──────── Record list

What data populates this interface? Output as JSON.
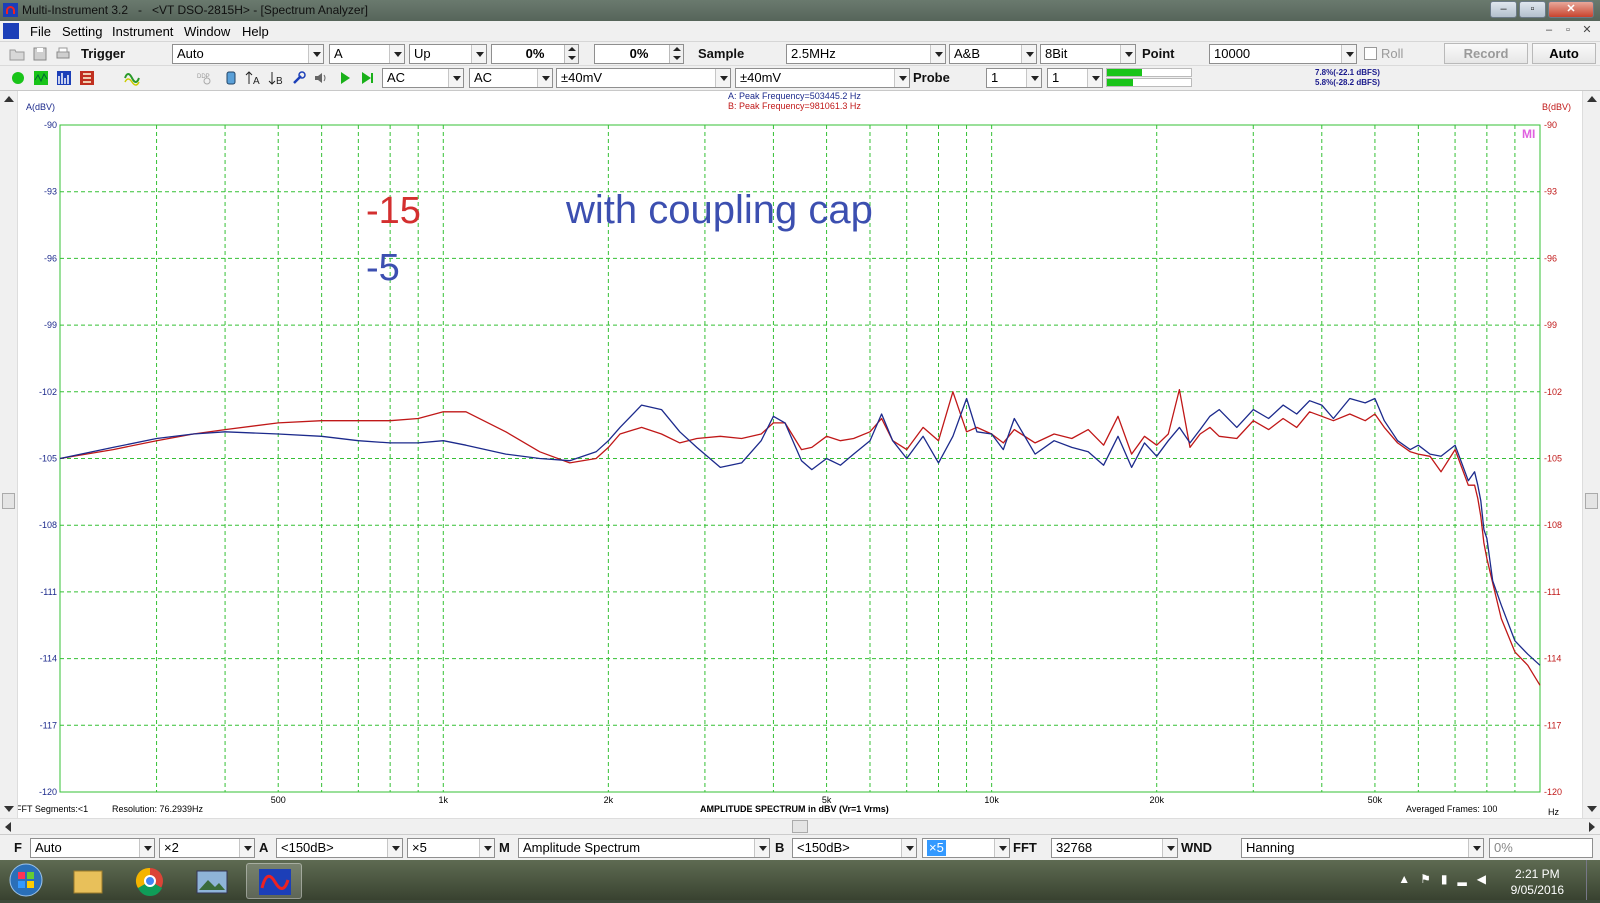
{
  "window": {
    "title": "Multi-Instrument 3.2   -   <VT DSO-2815H> - [Spectrum Analyzer]",
    "controls": [
      "–",
      "▫",
      "✕"
    ]
  },
  "menu": {
    "items": [
      "File",
      "Setting",
      "Instrument",
      "Window",
      "Help"
    ],
    "mdi_controls": [
      "–",
      "▫",
      "✕"
    ]
  },
  "toolbar1": {
    "trigger_label": "Trigger",
    "trigger_mode": "Auto",
    "trigger_channel": "A",
    "trigger_edge": "Up",
    "trigger_level": "0%",
    "trigger_delay": "0%",
    "sample_label": "Sample",
    "sample_rate": "2.5MHz",
    "channels": "A&B",
    "bits": "8Bit",
    "point_label": "Point",
    "points": "10000",
    "roll_label": "Roll",
    "record_label": "Record",
    "auto_label": "Auto"
  },
  "toolbar2": {
    "coupling_a": "AC",
    "coupling_b": "AC",
    "range_a": "±40mV",
    "range_b": "±40mV",
    "probe_label": "Probe",
    "probe_a": "1",
    "probe_b": "1",
    "meter_a_text": "7.8%(-22.1 dBFS)",
    "meter_b_text": "5.8%(-28.2 dBFS)",
    "meter_a_level": 0.42,
    "meter_b_level": 0.31
  },
  "colors": {
    "channel_a": "#1c2a8c",
    "channel_b": "#c01818",
    "grid": "#35c035",
    "overlay_red": "#d32f2f",
    "overlay_blue": "#3c4fb0"
  },
  "chart_data": {
    "type": "line",
    "title": "AMPLITUDE SPECTRUM in dBV (Vr=1 Vrms)",
    "ylabel_left": "A(dBV)",
    "ylabel_right": "B(dBV)",
    "xlabel": "Hz",
    "x_scale": "log",
    "xlim": [
      200,
      100000
    ],
    "ylim": [
      -120,
      -90
    ],
    "y_ticks": [
      -90,
      -93,
      -96,
      -99,
      -102,
      -105,
      -108,
      -111,
      -114,
      -117,
      -120
    ],
    "x_tick_labels": [
      {
        "value": 500,
        "label": "500"
      },
      {
        "value": 1000,
        "label": "1k"
      },
      {
        "value": 2000,
        "label": "2k"
      },
      {
        "value": 5000,
        "label": "5k"
      },
      {
        "value": 10000,
        "label": "10k"
      },
      {
        "value": 20000,
        "label": "20k"
      },
      {
        "value": 50000,
        "label": "50k"
      }
    ],
    "grid": true,
    "peak_a": "A: Peak Frequency=503445.2 Hz",
    "peak_b": "B: Peak Frequency=981061.3 Hz",
    "watermark": "MI",
    "footer_left_segments": "FFT Segments:<1",
    "footer_left_resolution": "Resolution: 76.2939Hz",
    "footer_right": "Averaged Frames: 100",
    "overlay_texts": {
      "red_value": "-15",
      "blue_value": "-5",
      "caption": "with coupling cap"
    },
    "series": [
      {
        "name": "A",
        "color": "#1c2a8c",
        "x": [
          200,
          250,
          300,
          350,
          400,
          500,
          600,
          700,
          800,
          900,
          1000,
          1100,
          1300,
          1500,
          1700,
          1900,
          2000,
          2100,
          2300,
          2500,
          2700,
          2900,
          3200,
          3500,
          3800,
          4000,
          4200,
          4500,
          4700,
          5000,
          5300,
          5600,
          6000,
          6300,
          6600,
          7000,
          7500,
          8000,
          8500,
          9000,
          9400,
          10000,
          10500,
          11000,
          12000,
          13000,
          14000,
          15000,
          16000,
          17000,
          18000,
          19000,
          20000,
          21000,
          22000,
          23000,
          24000,
          25000,
          26000,
          28000,
          30000,
          32000,
          34000,
          36000,
          38000,
          40000,
          42000,
          45000,
          48000,
          50000,
          52000,
          55000,
          58000,
          60000,
          63000,
          66000,
          70000,
          74000,
          76000,
          77000,
          78000,
          79000,
          80000,
          82000,
          85000,
          90000,
          95000,
          100000
        ],
        "y": [
          -105.0,
          -104.5,
          -104.1,
          -103.9,
          -103.8,
          -103.9,
          -104.0,
          -104.2,
          -104.3,
          -104.3,
          -104.2,
          -104.4,
          -104.8,
          -105.0,
          -105.1,
          -104.7,
          -104.2,
          -103.6,
          -102.6,
          -102.8,
          -103.8,
          -104.5,
          -105.4,
          -105.2,
          -104.2,
          -103.1,
          -103.4,
          -105.1,
          -105.5,
          -105.0,
          -105.3,
          -104.8,
          -104.2,
          -103.0,
          -104.2,
          -105.0,
          -104.0,
          -105.2,
          -104.0,
          -102.3,
          -103.8,
          -103.9,
          -104.6,
          -103.2,
          -104.8,
          -104.2,
          -104.5,
          -104.7,
          -105.3,
          -104.0,
          -105.4,
          -104.3,
          -104.9,
          -104.2,
          -103.6,
          -104.3,
          -103.7,
          -103.1,
          -102.8,
          -103.6,
          -102.8,
          -103.2,
          -102.6,
          -103.0,
          -102.4,
          -102.6,
          -103.2,
          -102.3,
          -102.5,
          -102.3,
          -103.3,
          -104.2,
          -104.6,
          -104.4,
          -104.8,
          -104.9,
          -104.4,
          -106.0,
          -105.6,
          -106.2,
          -106.9,
          -108.2,
          -108.6,
          -110.5,
          -111.6,
          -113.2,
          -113.8,
          -114.3
        ]
      },
      {
        "name": "B",
        "color": "#c01818",
        "x": [
          200,
          250,
          300,
          350,
          400,
          500,
          600,
          700,
          800,
          900,
          1000,
          1100,
          1300,
          1500,
          1700,
          1900,
          2000,
          2100,
          2300,
          2500,
          2700,
          2900,
          3200,
          3500,
          3800,
          4000,
          4200,
          4500,
          4700,
          5000,
          5300,
          5600,
          6000,
          6300,
          6600,
          7000,
          7500,
          8000,
          8500,
          9000,
          9400,
          10000,
          10500,
          11000,
          12000,
          13000,
          14000,
          15000,
          16000,
          17000,
          18000,
          19000,
          20000,
          21000,
          22000,
          23000,
          24000,
          25000,
          26000,
          28000,
          30000,
          32000,
          34000,
          36000,
          38000,
          40000,
          42000,
          45000,
          48000,
          50000,
          52000,
          55000,
          58000,
          60000,
          63000,
          66000,
          70000,
          74000,
          76000,
          77000,
          78000,
          79000,
          80000,
          82000,
          85000,
          90000,
          95000,
          100000
        ],
        "y": [
          -105.0,
          -104.6,
          -104.2,
          -103.9,
          -103.7,
          -103.4,
          -103.3,
          -103.3,
          -103.3,
          -103.2,
          -102.9,
          -102.9,
          -103.8,
          -104.7,
          -105.2,
          -105.0,
          -104.5,
          -103.9,
          -103.6,
          -103.9,
          -104.3,
          -104.1,
          -104.0,
          -104.1,
          -103.9,
          -103.4,
          -103.4,
          -104.6,
          -104.5,
          -104.0,
          -104.2,
          -104.1,
          -103.8,
          -103.2,
          -104.2,
          -104.6,
          -103.6,
          -104.2,
          -102.0,
          -103.8,
          -103.6,
          -103.9,
          -104.3,
          -103.7,
          -104.3,
          -103.9,
          -104.1,
          -103.7,
          -104.4,
          -103.1,
          -104.8,
          -104.0,
          -104.4,
          -103.9,
          -101.9,
          -104.5,
          -103.9,
          -103.6,
          -104.0,
          -104.1,
          -103.3,
          -103.7,
          -103.2,
          -103.6,
          -102.9,
          -103.1,
          -103.3,
          -103.0,
          -103.3,
          -103.0,
          -103.6,
          -104.3,
          -104.7,
          -104.8,
          -104.9,
          -105.6,
          -104.6,
          -106.2,
          -106.2,
          -106.8,
          -107.6,
          -108.8,
          -109.5,
          -110.6,
          -112.2,
          -113.7,
          -114.3,
          -115.2
        ]
      }
    ]
  },
  "bottombar": {
    "f_label": "F",
    "f_value": "Auto",
    "f_zoom": "×2",
    "a_label": "A",
    "a_range": "<150dB>",
    "a_zoom": "×5",
    "m_label": "M",
    "mode": "Amplitude Spectrum",
    "b_label": "B",
    "b_range": "<150dB>",
    "b_zoom": "×5",
    "fft_label": "FFT",
    "fft_size": "32768",
    "wnd_label": "WND",
    "window_fn": "Hanning",
    "overlap": "0%"
  },
  "taskbar": {
    "time": "2:21 PM",
    "date": "9/05/2016"
  }
}
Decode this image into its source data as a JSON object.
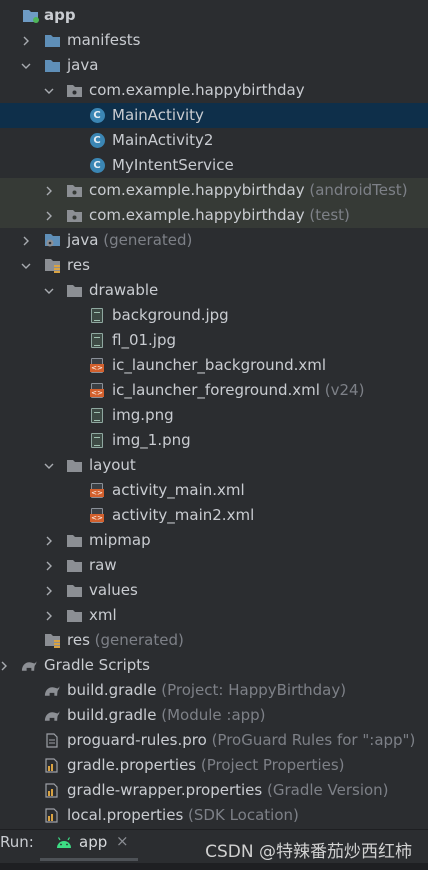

────────────────

■ What is being asked
State how many lines of the entries above include the word "dBFS", offering no text other than the number.

■ Result
2